--- START LISTED ENTRIES ---

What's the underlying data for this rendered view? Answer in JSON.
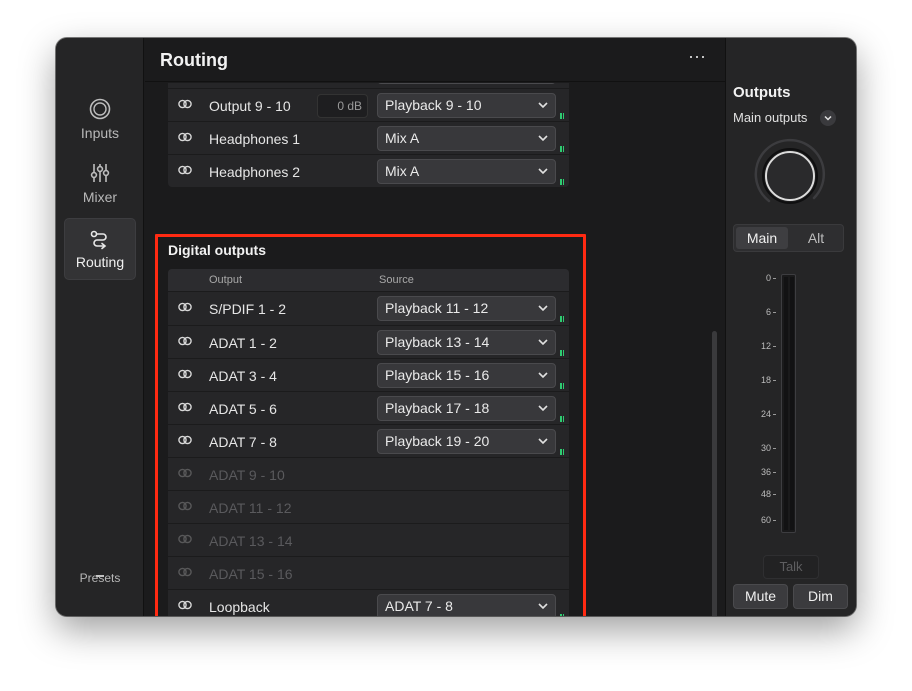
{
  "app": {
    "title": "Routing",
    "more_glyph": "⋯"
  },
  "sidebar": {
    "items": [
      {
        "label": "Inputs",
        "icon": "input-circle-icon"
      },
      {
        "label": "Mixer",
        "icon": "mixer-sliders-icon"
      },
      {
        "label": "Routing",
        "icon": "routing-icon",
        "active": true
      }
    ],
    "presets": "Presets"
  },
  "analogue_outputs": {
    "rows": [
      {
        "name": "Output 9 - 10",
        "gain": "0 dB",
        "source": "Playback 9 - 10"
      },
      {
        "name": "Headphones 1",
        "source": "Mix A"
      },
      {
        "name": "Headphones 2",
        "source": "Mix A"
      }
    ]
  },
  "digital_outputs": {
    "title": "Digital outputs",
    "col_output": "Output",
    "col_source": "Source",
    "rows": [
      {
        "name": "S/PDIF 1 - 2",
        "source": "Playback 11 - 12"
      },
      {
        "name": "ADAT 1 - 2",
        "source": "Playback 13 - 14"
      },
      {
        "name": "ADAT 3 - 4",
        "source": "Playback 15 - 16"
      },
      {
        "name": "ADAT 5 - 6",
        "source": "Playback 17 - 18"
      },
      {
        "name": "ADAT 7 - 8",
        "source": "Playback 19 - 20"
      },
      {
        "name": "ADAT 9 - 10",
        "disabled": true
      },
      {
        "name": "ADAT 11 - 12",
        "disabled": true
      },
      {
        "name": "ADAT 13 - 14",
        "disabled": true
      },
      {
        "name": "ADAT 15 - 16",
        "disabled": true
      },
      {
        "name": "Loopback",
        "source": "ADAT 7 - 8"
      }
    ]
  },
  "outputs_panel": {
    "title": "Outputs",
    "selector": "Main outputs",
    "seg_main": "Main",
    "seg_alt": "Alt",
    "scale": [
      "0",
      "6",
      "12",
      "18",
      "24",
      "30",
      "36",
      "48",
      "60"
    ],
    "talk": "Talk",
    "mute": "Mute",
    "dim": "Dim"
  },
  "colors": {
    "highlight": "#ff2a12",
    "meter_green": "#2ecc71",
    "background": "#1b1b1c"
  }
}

--- END LISTED ENTRIES ---

SHORT PROBLEM: Show every line above in which the word "ADAT" occurs.

ANSWER TO THIS PROBLEM:
        "name": "ADAT 1 - 2",
        "name": "ADAT 3 - 4",
        "name": "ADAT 5 - 6",
        "name": "ADAT 7 - 8",
        "name": "ADAT 9 - 10",
        "name": "ADAT 11 - 12",
        "name": "ADAT 13 - 14",
        "name": "ADAT 15 - 16",
        "source": "ADAT 7 - 8"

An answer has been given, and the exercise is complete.